[Items from a data source]
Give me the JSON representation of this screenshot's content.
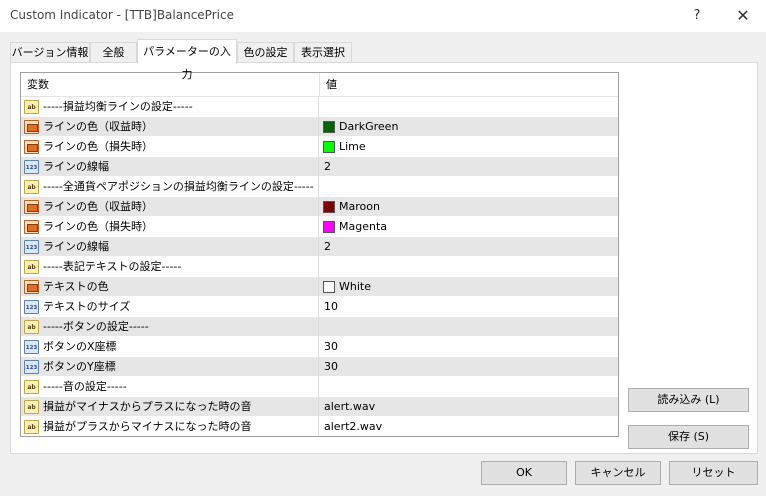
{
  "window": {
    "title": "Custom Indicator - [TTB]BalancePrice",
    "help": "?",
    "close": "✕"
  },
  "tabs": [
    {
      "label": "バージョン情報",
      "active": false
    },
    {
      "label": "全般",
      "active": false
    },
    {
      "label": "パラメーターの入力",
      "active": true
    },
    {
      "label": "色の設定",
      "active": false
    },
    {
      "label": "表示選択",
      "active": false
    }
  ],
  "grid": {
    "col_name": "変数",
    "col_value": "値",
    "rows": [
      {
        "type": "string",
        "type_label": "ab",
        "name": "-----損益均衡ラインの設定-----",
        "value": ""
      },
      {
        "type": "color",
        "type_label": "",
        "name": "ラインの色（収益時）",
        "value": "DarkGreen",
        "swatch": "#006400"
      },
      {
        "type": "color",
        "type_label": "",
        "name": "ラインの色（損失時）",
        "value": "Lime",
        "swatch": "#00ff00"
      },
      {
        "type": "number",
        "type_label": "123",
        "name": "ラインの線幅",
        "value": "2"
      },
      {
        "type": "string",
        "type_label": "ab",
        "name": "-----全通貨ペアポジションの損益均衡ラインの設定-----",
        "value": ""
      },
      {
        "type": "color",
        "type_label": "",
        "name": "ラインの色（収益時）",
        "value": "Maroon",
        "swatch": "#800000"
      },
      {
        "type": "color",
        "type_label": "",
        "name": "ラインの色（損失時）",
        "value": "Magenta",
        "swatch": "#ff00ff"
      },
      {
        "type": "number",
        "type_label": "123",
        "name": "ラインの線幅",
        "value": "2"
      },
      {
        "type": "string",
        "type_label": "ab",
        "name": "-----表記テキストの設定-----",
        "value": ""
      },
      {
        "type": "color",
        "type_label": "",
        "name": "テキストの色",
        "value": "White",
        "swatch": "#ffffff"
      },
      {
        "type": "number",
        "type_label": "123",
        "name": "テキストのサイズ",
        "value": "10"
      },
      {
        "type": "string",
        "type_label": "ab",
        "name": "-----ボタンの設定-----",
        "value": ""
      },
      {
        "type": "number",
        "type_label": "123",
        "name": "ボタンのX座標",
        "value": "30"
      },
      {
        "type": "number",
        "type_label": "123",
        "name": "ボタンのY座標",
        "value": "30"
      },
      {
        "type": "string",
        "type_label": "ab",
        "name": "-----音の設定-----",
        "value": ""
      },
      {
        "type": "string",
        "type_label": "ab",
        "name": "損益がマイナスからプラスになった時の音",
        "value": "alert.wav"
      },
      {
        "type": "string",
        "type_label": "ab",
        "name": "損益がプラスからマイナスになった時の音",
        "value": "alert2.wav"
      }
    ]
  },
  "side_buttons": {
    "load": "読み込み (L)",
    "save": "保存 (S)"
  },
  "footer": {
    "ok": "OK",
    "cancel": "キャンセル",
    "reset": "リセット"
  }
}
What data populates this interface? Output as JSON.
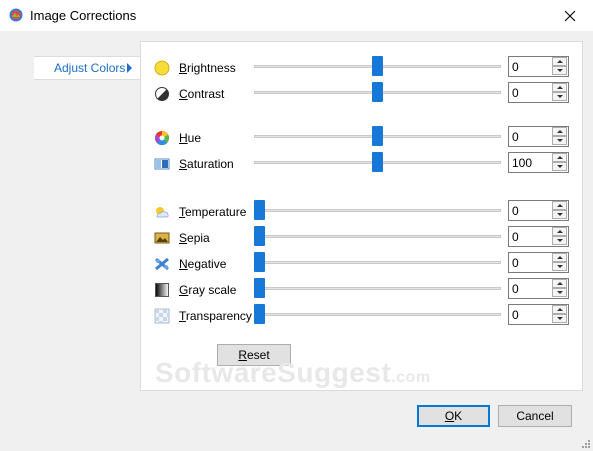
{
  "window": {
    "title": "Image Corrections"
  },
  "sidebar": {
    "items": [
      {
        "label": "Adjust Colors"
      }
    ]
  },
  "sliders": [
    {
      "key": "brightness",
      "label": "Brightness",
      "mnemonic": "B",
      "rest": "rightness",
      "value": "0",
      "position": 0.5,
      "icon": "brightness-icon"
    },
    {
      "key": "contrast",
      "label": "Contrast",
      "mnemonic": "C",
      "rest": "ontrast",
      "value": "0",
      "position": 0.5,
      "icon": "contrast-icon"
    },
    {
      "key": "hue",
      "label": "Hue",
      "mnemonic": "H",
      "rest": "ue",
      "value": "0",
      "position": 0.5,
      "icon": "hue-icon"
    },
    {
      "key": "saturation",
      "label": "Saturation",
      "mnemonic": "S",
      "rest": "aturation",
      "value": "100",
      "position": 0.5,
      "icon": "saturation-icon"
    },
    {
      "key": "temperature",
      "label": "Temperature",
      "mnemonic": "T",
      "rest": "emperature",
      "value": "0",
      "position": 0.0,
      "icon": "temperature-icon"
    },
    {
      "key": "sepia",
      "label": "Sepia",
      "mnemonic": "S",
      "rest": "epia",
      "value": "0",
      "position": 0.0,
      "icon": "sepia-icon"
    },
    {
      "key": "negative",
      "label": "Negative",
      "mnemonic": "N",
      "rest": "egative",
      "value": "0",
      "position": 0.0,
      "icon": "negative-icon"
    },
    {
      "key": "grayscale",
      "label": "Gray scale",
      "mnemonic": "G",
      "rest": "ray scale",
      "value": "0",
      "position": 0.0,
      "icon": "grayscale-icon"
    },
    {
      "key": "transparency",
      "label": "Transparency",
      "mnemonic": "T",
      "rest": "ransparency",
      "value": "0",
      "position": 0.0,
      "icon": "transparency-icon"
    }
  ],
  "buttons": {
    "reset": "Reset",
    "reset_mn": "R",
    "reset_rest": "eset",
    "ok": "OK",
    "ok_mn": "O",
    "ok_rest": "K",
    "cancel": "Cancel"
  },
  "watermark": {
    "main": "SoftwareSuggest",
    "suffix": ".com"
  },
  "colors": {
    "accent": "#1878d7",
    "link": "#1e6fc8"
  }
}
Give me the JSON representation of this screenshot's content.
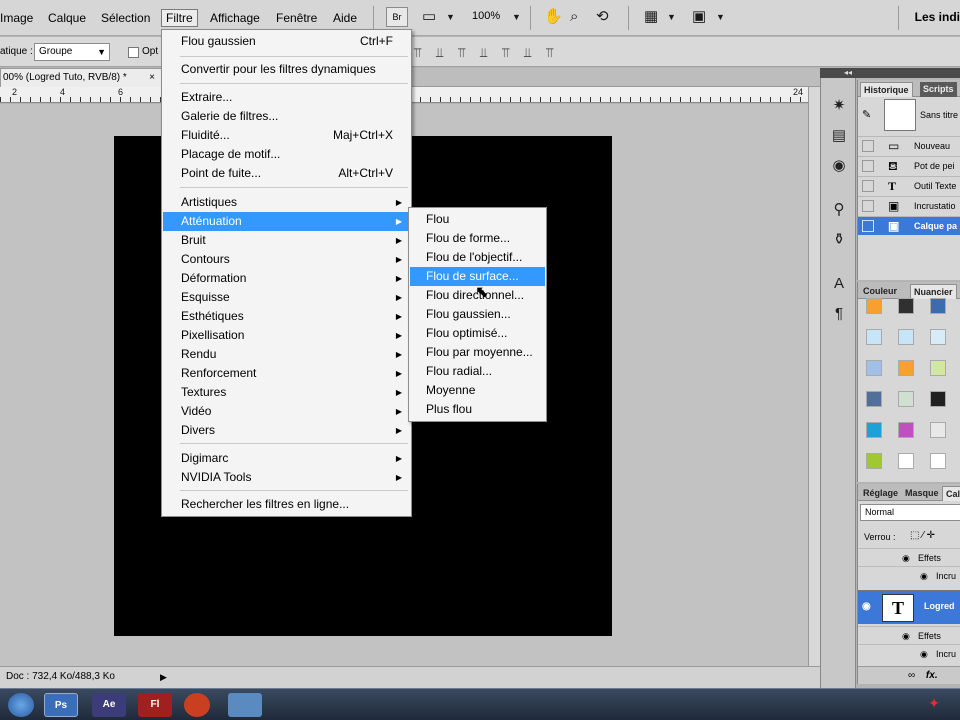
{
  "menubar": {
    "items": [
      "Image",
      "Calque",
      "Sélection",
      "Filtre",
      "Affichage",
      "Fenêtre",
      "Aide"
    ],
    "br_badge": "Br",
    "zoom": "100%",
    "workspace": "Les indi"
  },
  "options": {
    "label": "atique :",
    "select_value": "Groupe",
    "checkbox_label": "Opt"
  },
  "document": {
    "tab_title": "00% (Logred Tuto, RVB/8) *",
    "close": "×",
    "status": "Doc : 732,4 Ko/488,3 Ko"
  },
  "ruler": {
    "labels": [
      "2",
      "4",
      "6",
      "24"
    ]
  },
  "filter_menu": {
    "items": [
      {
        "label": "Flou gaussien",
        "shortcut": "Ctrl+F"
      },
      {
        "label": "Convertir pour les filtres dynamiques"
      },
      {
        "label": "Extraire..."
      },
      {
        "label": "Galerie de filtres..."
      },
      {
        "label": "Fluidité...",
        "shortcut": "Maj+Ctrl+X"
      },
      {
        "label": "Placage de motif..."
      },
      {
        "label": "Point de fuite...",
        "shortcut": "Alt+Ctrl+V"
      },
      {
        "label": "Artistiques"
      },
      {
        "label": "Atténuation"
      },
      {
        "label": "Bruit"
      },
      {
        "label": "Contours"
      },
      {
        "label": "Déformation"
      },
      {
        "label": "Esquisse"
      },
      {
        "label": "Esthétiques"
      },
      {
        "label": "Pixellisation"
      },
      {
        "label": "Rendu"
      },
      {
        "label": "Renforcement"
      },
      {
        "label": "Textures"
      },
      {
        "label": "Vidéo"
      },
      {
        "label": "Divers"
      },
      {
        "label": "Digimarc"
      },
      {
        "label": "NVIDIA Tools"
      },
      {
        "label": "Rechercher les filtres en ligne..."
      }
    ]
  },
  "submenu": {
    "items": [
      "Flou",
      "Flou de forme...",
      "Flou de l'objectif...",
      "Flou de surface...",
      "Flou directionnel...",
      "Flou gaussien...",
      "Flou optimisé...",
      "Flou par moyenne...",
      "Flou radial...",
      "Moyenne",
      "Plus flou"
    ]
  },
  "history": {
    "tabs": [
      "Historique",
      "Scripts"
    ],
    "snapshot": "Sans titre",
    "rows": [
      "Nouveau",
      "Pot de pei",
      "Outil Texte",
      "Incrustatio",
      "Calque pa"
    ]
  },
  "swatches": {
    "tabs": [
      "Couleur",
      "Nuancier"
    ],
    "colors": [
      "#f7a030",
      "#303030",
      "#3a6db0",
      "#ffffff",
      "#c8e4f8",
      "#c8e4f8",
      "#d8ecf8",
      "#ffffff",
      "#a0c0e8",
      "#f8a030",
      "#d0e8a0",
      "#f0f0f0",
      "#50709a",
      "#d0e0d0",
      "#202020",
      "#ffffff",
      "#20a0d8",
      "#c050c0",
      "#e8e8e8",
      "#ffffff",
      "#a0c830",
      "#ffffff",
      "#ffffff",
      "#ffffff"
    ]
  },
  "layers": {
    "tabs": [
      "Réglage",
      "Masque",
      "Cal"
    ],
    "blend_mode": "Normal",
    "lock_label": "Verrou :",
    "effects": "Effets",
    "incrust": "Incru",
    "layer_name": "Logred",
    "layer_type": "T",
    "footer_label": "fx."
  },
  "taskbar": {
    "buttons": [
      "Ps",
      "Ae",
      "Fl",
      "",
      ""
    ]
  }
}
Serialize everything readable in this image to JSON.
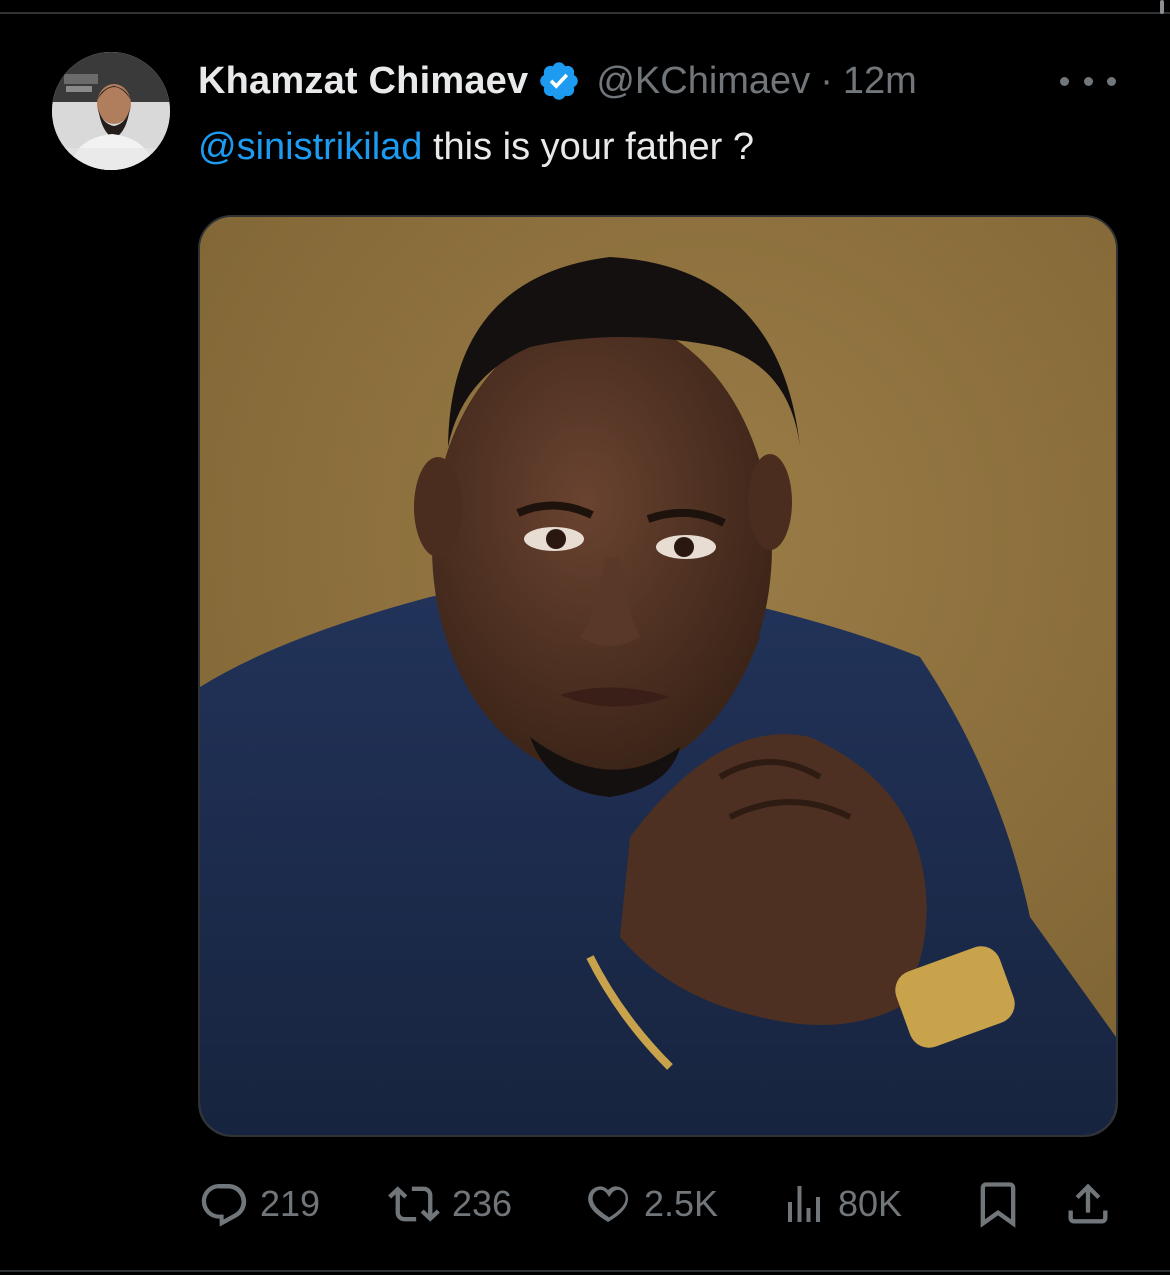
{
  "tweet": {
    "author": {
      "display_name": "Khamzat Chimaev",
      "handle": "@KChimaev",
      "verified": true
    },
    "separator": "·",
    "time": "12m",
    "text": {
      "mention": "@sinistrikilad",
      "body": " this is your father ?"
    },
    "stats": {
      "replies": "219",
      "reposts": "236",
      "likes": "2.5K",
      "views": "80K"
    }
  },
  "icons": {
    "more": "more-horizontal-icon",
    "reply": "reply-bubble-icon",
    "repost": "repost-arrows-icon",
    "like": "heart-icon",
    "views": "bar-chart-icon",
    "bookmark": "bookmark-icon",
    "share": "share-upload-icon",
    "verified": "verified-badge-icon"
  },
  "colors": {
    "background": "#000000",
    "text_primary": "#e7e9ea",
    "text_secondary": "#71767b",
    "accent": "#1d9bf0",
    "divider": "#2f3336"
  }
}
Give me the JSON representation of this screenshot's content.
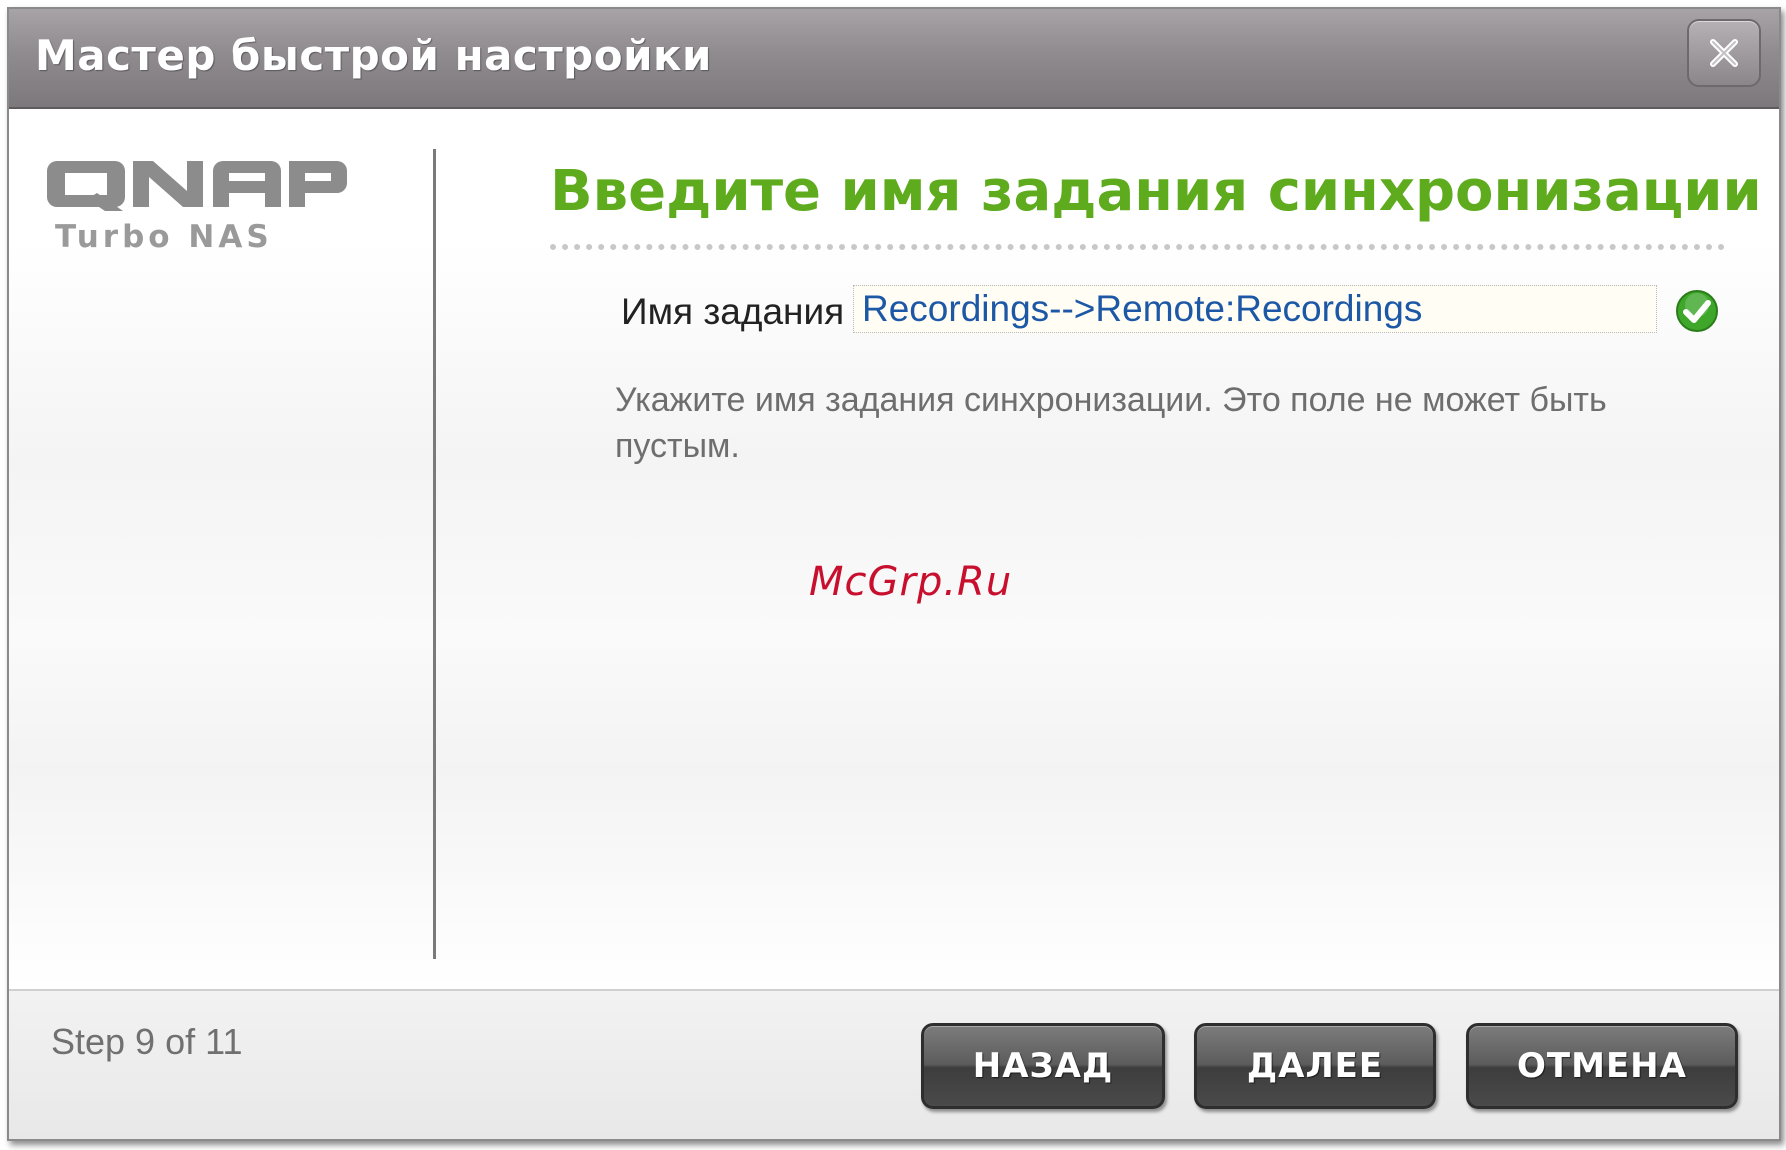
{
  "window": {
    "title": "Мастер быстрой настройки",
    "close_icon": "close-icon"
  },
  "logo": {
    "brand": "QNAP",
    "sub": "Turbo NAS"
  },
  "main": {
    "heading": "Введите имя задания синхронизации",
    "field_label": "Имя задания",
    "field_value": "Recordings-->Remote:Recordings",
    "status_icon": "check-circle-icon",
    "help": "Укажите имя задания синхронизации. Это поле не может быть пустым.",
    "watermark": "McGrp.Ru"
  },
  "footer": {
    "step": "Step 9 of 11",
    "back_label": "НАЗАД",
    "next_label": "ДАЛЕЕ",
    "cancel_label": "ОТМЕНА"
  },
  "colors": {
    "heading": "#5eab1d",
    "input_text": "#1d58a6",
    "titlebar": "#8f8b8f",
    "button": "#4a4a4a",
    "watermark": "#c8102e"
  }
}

Written problem – For the entries above, state how many lines contain the word "Logred". Provide the number by itself.

Answer to the exercise – 2